(begin)

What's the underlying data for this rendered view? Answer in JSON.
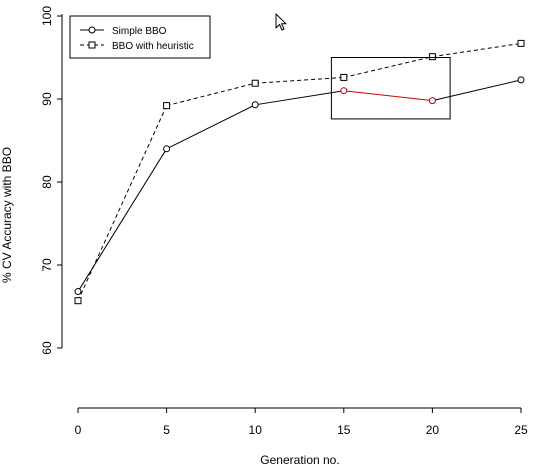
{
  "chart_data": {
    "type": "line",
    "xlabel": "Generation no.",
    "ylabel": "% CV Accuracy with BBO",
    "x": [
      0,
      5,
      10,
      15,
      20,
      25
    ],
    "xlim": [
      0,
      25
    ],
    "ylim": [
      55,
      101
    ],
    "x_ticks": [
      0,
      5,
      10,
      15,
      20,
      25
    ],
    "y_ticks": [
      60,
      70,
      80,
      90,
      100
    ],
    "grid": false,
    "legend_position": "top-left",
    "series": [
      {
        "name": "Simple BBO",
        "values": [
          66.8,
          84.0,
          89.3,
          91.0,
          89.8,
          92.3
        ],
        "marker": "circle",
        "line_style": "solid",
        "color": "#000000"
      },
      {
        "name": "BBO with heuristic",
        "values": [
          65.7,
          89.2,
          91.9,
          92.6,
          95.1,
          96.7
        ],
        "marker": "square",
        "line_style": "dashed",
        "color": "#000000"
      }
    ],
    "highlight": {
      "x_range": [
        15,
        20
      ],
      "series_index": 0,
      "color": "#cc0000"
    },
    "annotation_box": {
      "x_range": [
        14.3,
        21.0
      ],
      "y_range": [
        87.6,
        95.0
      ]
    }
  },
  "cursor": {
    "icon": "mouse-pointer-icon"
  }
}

(end)
(begin)

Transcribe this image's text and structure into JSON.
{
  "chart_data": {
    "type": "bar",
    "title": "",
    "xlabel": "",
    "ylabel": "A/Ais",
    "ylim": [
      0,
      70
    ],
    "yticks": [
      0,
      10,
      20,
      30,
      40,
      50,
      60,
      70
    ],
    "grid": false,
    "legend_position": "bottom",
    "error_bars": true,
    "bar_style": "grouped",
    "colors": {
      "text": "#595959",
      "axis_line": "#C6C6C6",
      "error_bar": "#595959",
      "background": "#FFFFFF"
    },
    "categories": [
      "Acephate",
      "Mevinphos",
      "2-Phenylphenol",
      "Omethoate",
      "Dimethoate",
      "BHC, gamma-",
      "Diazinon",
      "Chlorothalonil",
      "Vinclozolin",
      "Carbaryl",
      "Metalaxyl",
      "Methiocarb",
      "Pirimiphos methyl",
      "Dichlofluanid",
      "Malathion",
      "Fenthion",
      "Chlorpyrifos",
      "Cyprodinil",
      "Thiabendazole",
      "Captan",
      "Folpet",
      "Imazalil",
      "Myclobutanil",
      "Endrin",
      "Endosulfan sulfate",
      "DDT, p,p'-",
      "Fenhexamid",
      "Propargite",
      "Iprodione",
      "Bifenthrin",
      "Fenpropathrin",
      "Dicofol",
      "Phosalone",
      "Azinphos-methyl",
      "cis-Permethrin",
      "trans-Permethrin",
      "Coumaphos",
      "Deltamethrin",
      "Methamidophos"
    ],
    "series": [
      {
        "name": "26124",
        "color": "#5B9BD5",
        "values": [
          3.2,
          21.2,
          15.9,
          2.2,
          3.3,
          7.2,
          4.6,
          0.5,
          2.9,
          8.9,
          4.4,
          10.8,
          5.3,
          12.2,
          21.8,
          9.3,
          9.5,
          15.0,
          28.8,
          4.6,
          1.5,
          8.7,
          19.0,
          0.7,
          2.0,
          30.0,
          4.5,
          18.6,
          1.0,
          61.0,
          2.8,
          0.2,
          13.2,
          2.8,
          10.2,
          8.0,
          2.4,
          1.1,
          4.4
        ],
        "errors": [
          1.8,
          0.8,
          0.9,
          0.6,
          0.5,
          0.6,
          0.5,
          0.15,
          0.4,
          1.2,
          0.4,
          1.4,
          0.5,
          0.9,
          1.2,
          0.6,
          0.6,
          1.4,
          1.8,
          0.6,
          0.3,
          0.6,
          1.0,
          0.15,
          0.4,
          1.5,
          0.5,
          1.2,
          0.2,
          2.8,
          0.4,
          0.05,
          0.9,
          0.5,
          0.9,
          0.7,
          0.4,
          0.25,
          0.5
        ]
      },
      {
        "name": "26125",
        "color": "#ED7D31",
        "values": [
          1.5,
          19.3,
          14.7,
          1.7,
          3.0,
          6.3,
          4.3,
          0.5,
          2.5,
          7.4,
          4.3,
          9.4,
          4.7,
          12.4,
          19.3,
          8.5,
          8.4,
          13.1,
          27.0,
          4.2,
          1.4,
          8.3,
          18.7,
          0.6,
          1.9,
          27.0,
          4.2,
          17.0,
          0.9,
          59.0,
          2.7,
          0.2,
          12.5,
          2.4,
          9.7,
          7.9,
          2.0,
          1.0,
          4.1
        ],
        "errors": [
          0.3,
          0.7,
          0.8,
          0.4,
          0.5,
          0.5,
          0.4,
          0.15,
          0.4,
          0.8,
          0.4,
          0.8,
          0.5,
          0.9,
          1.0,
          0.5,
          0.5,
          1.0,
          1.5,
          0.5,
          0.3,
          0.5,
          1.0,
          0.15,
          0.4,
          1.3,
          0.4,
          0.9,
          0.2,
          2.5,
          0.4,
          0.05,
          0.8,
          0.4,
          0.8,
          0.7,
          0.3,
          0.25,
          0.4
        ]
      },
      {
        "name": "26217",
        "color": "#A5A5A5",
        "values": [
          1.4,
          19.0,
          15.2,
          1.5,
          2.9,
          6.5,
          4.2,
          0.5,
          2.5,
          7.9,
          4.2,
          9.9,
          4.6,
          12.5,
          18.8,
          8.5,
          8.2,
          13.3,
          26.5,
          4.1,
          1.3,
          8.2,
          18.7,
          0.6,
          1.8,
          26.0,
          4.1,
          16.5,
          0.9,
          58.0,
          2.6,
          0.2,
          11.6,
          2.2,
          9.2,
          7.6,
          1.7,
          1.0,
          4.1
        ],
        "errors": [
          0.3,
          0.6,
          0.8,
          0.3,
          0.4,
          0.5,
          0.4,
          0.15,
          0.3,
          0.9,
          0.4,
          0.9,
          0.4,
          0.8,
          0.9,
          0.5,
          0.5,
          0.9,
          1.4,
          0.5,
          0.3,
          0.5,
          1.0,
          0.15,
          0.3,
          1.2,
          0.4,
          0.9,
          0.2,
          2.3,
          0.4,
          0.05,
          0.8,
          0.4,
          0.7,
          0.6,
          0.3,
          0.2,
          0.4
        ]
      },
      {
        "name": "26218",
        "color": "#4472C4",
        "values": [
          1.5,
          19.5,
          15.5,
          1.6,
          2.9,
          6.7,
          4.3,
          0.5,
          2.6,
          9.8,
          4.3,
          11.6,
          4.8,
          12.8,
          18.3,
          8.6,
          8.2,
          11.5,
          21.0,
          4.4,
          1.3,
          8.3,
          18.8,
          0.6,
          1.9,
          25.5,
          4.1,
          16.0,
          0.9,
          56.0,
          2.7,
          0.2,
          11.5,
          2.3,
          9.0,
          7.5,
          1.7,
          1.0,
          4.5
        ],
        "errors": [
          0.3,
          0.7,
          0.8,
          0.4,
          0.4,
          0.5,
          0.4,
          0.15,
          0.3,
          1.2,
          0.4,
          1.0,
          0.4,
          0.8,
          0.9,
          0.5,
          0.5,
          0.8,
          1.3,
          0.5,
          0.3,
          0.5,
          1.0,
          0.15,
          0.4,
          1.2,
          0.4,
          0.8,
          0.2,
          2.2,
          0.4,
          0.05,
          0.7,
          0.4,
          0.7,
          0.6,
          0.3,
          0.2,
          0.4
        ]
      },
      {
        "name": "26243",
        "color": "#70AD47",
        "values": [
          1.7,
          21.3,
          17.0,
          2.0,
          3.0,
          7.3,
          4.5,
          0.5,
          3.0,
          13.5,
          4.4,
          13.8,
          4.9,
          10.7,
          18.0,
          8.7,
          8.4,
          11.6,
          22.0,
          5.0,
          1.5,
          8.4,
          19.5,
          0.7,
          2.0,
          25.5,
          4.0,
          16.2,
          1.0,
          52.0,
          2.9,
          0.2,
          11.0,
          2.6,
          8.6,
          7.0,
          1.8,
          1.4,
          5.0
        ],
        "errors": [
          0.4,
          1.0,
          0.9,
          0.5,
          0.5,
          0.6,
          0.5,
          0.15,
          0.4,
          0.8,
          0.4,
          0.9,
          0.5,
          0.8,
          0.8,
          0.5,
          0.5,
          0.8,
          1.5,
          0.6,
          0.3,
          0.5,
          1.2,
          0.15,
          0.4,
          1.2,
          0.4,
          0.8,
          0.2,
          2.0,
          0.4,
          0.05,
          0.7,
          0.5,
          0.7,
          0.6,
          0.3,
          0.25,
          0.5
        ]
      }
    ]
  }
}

(end)
(begin)

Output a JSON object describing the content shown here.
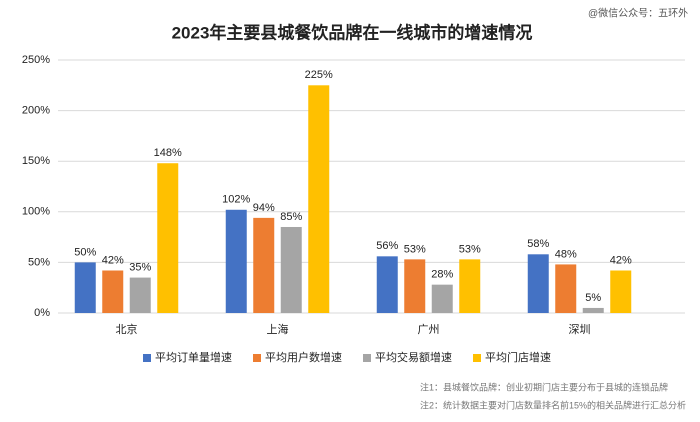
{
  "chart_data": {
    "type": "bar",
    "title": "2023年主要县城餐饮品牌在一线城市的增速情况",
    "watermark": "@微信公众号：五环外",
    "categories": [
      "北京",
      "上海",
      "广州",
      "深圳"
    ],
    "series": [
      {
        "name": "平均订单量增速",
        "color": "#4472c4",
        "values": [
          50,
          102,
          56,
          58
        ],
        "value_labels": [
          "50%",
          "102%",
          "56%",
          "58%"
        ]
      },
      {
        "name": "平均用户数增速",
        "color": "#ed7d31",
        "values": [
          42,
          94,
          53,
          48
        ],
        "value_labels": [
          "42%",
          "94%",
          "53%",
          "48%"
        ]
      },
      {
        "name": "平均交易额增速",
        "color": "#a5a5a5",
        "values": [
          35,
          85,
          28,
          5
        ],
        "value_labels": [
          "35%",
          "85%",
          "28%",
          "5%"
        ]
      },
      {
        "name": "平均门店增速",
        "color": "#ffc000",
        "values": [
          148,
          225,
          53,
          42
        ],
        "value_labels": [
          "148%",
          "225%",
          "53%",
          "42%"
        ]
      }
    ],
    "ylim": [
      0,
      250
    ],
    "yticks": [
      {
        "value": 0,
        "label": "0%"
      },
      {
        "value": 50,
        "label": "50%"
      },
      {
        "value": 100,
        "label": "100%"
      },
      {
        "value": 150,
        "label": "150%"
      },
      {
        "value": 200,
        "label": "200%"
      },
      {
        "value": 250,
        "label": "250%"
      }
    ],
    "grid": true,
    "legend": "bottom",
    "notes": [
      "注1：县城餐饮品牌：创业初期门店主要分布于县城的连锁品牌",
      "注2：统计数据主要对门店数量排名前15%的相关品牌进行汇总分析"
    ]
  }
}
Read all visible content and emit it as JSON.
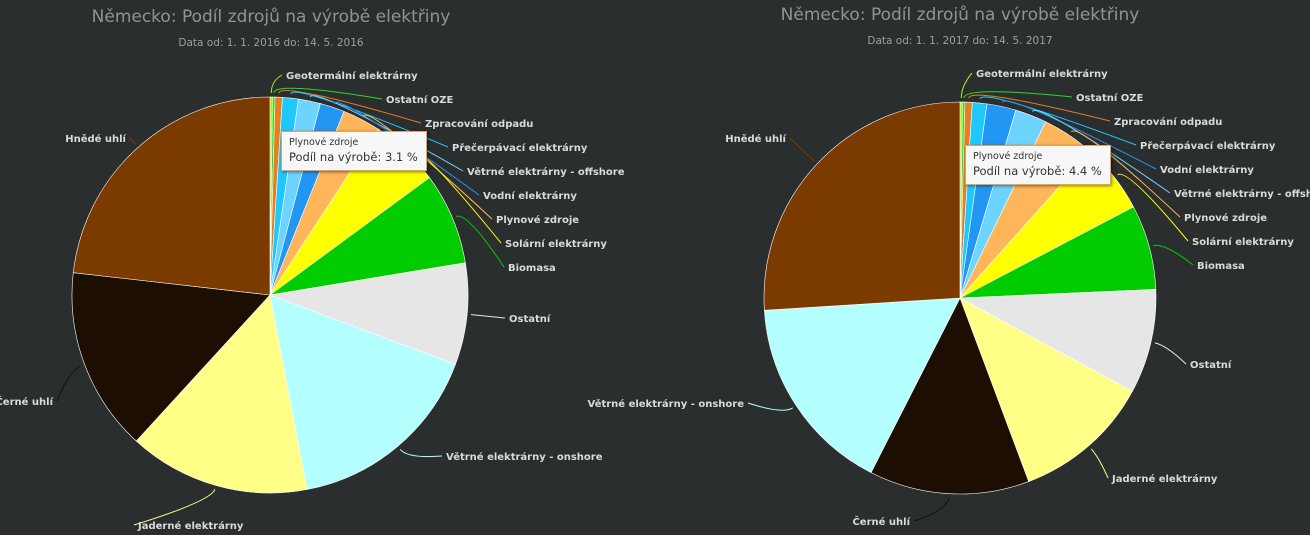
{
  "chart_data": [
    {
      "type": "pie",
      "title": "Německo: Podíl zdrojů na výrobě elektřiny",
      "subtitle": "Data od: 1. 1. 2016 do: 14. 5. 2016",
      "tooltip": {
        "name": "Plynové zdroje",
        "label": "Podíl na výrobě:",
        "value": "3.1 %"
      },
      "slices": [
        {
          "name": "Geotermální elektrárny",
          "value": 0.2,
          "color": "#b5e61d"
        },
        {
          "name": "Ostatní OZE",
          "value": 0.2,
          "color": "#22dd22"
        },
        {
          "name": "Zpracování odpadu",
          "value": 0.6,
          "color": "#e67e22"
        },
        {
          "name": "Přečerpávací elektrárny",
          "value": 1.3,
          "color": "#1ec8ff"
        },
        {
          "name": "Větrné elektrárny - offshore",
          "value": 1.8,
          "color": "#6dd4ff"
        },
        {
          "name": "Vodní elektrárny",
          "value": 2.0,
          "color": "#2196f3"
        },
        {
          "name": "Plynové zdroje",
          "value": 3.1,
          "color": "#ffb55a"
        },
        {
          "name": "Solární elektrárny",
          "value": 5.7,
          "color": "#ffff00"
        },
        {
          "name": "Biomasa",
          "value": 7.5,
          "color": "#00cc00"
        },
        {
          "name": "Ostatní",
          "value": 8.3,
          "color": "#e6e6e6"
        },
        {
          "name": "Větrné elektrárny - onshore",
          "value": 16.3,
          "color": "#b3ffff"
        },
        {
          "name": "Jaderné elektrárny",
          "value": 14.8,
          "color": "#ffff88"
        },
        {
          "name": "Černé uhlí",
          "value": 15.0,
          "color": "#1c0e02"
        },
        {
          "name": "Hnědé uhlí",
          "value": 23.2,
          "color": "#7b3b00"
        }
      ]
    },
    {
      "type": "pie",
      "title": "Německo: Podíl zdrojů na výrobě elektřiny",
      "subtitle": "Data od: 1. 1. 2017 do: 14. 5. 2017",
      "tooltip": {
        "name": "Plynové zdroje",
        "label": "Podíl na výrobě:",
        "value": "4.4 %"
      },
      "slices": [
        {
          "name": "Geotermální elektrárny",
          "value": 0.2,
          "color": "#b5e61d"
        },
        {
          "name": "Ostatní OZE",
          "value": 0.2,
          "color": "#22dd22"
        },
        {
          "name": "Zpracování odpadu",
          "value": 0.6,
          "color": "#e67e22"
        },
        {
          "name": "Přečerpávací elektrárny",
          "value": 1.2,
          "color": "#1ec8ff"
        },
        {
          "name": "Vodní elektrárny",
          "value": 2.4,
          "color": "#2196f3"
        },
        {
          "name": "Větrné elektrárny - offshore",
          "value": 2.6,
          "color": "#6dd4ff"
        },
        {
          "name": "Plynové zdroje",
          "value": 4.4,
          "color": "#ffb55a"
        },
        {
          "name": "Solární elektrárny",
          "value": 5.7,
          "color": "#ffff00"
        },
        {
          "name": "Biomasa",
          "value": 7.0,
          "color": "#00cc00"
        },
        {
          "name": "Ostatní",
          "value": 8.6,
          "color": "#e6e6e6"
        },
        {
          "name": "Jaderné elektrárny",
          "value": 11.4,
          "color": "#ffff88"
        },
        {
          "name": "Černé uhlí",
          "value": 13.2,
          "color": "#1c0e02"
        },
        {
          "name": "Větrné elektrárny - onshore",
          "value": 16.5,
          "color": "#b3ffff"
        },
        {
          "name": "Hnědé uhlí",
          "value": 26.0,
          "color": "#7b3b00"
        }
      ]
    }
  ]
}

(end)

What you should do =>
Of all the lines in the entries, how many contain the word "ylabel"? Give only the number.

Written answer =>
2